-- START OF GIVEN RECORDS --

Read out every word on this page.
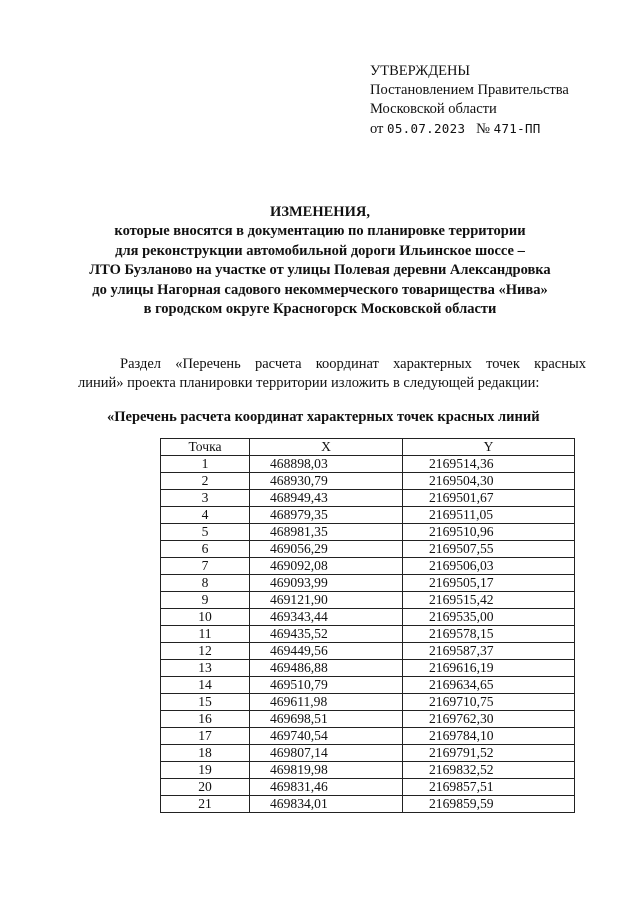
УТВЕРЖДЕНЫ
Постановлением Правительства
Московской области
от 05.07.2023 № 471-ПП
ИЗМЕНЕНИЯ,
которые вносятся в документацию по планировке территории
для реконструкции автомобильной дороги Ильинское шоссе –
ЛТО Бузланово на участке от улицы Полевая деревни Александровка
до улицы Нагорная садового некоммерческого товарищества «Нива»
в городском округе Красногорск Московской области
Раздел «Перечень расчета координат характерных точек красных
линий» проекта планировки территории изложить в следующей редакции:
«Перечень расчета координат характерных точек красных линий
Точка	X	Y
1	468898,03	2169514,36
2	468930,79	2169504,30
3	468949,43	2169501,67
4	468979,35	2169511,05
5	468981,35	2169510,96
6	469056,29	2169507,55
7	469092,08	2169506,03
8	469093,99	2169505,17
9	469121,90	2169515,42
10	469343,44	2169535,00
11	469435,52	2169578,15
12	469449,56	2169587,37
13	469486,88	2169616,19
14	469510,79	2169634,65
15	469611,98	2169710,75
16	469698,51	2169762,30
17	469740,54	2169784,10
18	469807,14	2169791,52
19	469819,98	2169832,52
20	469831,46	2169857,51
21	469834,01	2169859,59
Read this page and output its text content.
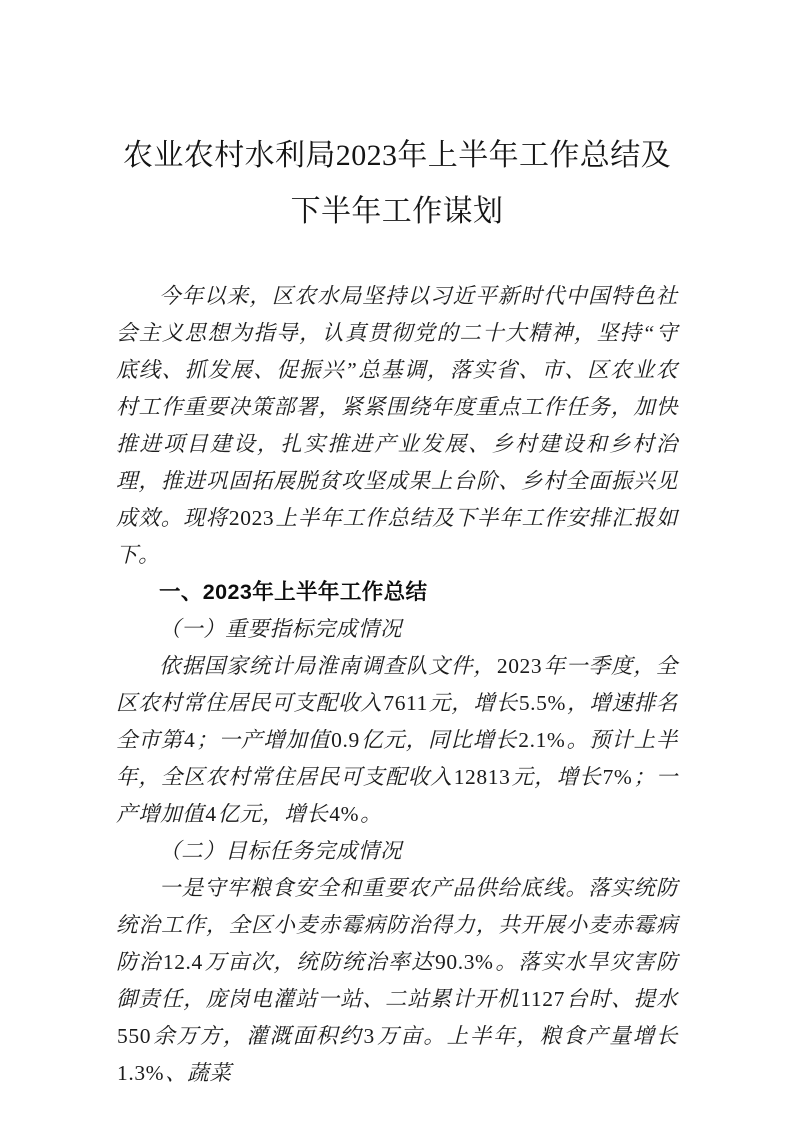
农业农村水利局2023年上半年工作总结及
下半年工作谋划

今年以来，区农水局坚持以习近平新时代中国特色社会主义思想为指导，认真贯彻党的二十大精神，坚持“守底线、抓发展、促振兴”总基调，落实省、市、区农业农村工作重要决策部署，紧紧围绕年度重点工作任务，加快推进项目建设，扎实推进产业发展、乡村建设和乡村治理，推进巩固拓展脱贫攻坚成果上台阶、乡村全面振兴见成效。现将2023上半年工作总结及下半年工作安排汇报如下。

一、2023年上半年工作总结

（一）重要指标完成情况

依据国家统计局淮南调查队文件，2023年一季度，全区农村常住居民可支配收入7611元，增长5.5%，增速排名全市第4；一产增加值0.9亿元，同比增长2.1%。预计上半年，全区农村常住居民可支配收入12813元，增长7%；一产增加值4亿元，增长4%。

（二）目标任务完成情况

一是守牢粮食安全和重要农产品供给底线。落实统防统治工作，全区小麦赤霉病防治得力，共开展小麦赤霉病防治12.4万亩次，统防统治率达90.3%。落实水旱灾害防御责任，庞岗电灌站一站、二站累计开机1127台时、提水550余万方，灌溉面积约3万亩。上半年，粮食产量增长1.3%、蔬菜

-- END OF GIVEN RECORDS --

Reproduce all entries exactly. Pictures do not belong in the copy.

- REPLY:
Read out every word on this page.
УТВЕРЖДЕНЫ
Постановлением Правительства
Московской области
от 05.07.2023 № 471-ПП
ИЗМЕНЕНИЯ,
которые вносятся в документацию по планировке территории
для реконструкции автомобильной дороги Ильинское шоссе –
ЛТО Бузланово на участке от улицы Полевая деревни Александровка
до улицы Нагорная садового некоммерческого товарищества «Нива»
в городском округе Красногорск Московской области
Раздел «Перечень расчета координат характерных точек красных
линий» проекта планировки территории изложить в следующей редакции:
«Перечень расчета координат характерных точек красных линий
Точка	X	Y
1	468898,03	2169514,36
2	468930,79	2169504,30
3	468949,43	2169501,67
4	468979,35	2169511,05
5	468981,35	2169510,96
6	469056,29	2169507,55
7	469092,08	2169506,03
8	469093,99	2169505,17
9	469121,90	2169515,42
10	469343,44	2169535,00
11	469435,52	2169578,15
12	469449,56	2169587,37
13	469486,88	2169616,19
14	469510,79	2169634,65
15	469611,98	2169710,75
16	469698,51	2169762,30
17	469740,54	2169784,10
18	469807,14	2169791,52
19	469819,98	2169832,52
20	469831,46	2169857,51
21	469834,01	2169859,59
Read this page and output its text content.
农业农村水利局2023年上半年工作总结及
下半年工作谋划

今年以来，区农水局坚持以习近平新时代中国特色社会主义思想为指导，认真贯彻党的二十大精神，坚持“守底线、抓发展、促振兴”总基调，落实省、市、区农业农村工作重要决策部署，紧紧围绕年度重点工作任务，加快推进项目建设，扎实推进产业发展、乡村建设和乡村治理，推进巩固拓展脱贫攻坚成果上台阶、乡村全面振兴见成效。现将2023上半年工作总结及下半年工作安排汇报如下。

一、2023年上半年工作总结

（一）重要指标完成情况

依据国家统计局淮南调查队文件，2023年一季度，全区农村常住居民可支配收入7611元，增长5.5%，增速排名全市第4；一产增加值0.9亿元，同比增长2.1%。预计上半年，全区农村常住居民可支配收入12813元，增长7%；一产增加值4亿元，增长4%。

（二）目标任务完成情况

一是守牢粮食安全和重要农产品供给底线。落实统防统治工作，全区小麦赤霉病防治得力，共开展小麦赤霉病防治12.4万亩次，统防统治率达90.3%。落实水旱灾害防御责任，庞岗电灌站一站、二站累计开机1127台时、提水550余万方，灌溉面积约3万亩。上半年，粮食产量增长1.3%、蔬菜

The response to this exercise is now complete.